**WHAT THE EXERCISE ASKS**. For every line in the records that has the word "Collection", make a copy.

**EXTRACTED ENTRIES**.
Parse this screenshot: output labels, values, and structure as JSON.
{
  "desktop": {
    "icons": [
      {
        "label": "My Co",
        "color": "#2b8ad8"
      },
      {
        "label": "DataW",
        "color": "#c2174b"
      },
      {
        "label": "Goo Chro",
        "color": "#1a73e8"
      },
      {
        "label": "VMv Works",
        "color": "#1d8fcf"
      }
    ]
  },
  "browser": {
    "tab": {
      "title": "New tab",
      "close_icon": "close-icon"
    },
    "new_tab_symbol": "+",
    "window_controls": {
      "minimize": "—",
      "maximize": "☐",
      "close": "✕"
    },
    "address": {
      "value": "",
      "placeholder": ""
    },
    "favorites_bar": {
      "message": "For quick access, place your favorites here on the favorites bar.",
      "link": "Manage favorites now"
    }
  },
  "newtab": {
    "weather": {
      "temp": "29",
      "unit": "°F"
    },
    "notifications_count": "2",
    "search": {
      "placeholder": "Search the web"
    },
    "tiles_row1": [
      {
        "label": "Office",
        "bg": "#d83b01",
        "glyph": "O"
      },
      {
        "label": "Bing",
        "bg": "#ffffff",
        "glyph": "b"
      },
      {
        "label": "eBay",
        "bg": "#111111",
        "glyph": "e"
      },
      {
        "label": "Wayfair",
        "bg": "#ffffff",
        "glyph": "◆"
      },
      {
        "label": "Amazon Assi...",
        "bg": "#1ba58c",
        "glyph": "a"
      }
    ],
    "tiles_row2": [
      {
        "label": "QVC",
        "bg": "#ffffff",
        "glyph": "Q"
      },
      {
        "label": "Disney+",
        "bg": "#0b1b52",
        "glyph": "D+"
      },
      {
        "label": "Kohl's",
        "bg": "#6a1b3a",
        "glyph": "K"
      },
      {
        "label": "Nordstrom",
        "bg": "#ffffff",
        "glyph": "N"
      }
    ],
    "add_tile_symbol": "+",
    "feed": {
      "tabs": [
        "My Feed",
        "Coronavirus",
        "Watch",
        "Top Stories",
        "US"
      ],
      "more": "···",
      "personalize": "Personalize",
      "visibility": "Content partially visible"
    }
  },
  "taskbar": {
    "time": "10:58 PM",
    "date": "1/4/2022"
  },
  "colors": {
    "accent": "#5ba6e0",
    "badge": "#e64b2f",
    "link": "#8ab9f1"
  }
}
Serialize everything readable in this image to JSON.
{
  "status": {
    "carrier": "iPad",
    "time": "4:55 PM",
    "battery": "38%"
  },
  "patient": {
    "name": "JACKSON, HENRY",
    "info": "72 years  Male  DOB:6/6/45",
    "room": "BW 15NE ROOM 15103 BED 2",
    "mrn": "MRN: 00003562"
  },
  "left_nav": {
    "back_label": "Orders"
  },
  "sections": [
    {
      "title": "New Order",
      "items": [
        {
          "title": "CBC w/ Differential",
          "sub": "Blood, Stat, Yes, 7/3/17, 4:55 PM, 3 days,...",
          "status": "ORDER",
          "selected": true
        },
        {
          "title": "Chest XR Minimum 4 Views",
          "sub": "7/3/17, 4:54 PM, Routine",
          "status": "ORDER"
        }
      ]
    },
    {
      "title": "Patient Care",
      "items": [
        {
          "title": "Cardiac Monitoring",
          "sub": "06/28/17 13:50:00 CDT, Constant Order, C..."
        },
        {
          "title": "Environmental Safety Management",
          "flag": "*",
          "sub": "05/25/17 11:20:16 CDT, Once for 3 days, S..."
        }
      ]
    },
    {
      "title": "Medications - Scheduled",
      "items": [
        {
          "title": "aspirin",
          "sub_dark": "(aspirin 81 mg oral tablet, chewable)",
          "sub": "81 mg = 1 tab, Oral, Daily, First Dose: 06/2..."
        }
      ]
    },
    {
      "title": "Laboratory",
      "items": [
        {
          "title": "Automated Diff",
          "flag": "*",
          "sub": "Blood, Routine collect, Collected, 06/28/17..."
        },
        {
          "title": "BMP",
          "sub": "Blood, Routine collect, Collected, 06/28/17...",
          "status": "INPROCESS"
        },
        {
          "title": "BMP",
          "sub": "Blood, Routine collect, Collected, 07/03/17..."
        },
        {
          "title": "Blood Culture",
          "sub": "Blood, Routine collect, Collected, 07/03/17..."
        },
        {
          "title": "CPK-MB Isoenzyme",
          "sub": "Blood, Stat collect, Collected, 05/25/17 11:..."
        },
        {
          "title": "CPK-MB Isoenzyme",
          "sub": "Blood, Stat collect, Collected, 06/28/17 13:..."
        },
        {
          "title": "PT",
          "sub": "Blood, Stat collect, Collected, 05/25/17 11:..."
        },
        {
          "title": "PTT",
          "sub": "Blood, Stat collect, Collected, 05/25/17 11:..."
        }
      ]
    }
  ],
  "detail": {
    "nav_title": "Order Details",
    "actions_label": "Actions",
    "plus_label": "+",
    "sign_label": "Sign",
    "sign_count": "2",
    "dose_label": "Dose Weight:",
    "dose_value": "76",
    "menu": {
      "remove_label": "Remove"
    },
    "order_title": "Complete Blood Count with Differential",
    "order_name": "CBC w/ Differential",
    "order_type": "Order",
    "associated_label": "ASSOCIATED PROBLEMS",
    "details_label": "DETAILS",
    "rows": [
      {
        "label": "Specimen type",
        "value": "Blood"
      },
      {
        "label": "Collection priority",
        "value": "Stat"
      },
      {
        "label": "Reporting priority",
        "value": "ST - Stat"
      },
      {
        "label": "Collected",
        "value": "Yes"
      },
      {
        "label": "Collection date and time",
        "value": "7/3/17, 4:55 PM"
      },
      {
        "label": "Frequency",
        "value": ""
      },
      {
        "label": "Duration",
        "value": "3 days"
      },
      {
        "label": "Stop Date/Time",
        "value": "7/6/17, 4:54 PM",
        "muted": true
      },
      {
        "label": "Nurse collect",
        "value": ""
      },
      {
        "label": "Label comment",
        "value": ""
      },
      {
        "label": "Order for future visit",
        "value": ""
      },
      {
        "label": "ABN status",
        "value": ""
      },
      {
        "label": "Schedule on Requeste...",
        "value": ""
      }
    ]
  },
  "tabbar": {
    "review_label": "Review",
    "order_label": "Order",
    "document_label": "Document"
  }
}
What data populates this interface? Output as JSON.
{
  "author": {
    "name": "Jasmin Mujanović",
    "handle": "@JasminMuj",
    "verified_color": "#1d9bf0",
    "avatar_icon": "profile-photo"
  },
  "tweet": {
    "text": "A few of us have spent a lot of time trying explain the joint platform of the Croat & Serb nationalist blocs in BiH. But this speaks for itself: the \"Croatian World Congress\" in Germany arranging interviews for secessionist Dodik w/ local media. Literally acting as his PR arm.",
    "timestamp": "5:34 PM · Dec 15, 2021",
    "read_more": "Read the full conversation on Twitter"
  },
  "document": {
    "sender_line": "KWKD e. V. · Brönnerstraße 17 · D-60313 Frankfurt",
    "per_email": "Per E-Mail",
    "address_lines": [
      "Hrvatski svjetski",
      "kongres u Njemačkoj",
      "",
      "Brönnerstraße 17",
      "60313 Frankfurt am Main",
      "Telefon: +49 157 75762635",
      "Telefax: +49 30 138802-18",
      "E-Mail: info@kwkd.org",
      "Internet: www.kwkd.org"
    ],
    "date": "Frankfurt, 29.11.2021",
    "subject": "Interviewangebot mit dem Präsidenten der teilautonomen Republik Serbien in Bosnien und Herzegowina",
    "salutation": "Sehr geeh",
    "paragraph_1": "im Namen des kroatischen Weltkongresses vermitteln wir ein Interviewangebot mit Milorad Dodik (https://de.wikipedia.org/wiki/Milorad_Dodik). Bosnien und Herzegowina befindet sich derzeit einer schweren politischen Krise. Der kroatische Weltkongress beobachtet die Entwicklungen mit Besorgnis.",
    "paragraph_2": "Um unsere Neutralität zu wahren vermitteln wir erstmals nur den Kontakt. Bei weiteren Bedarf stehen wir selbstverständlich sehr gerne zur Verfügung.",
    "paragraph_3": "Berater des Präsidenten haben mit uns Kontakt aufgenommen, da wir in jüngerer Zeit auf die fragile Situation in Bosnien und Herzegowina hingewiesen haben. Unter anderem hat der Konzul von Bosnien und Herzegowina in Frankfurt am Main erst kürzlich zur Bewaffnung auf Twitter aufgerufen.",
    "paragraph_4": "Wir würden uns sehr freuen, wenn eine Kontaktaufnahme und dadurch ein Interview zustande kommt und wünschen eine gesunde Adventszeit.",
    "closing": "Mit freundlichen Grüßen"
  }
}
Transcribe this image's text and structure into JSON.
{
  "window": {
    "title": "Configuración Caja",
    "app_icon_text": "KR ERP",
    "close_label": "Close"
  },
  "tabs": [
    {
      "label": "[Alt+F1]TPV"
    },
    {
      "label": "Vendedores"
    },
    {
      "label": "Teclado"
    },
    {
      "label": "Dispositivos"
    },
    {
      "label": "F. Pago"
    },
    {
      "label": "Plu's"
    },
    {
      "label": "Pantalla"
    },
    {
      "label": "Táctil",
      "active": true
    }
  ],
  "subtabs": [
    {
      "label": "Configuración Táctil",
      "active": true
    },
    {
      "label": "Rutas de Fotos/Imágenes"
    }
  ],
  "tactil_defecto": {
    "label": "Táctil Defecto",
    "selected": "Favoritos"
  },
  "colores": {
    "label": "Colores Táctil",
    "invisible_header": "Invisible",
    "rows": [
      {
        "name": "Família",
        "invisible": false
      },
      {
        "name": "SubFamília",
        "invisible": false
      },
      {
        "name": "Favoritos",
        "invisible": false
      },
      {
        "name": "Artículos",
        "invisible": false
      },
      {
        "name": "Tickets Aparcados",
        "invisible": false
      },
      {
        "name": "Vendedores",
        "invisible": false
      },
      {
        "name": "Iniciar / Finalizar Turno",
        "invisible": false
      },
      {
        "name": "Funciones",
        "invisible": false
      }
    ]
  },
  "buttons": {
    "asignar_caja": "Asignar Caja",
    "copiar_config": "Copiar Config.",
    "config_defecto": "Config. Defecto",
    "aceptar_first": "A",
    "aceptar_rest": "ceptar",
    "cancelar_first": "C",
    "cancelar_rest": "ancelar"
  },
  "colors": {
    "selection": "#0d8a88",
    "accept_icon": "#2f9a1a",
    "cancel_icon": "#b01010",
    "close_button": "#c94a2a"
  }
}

**TASK SOLUTION**.
        "label": "Collection priority",
        "label": "Collection date and time",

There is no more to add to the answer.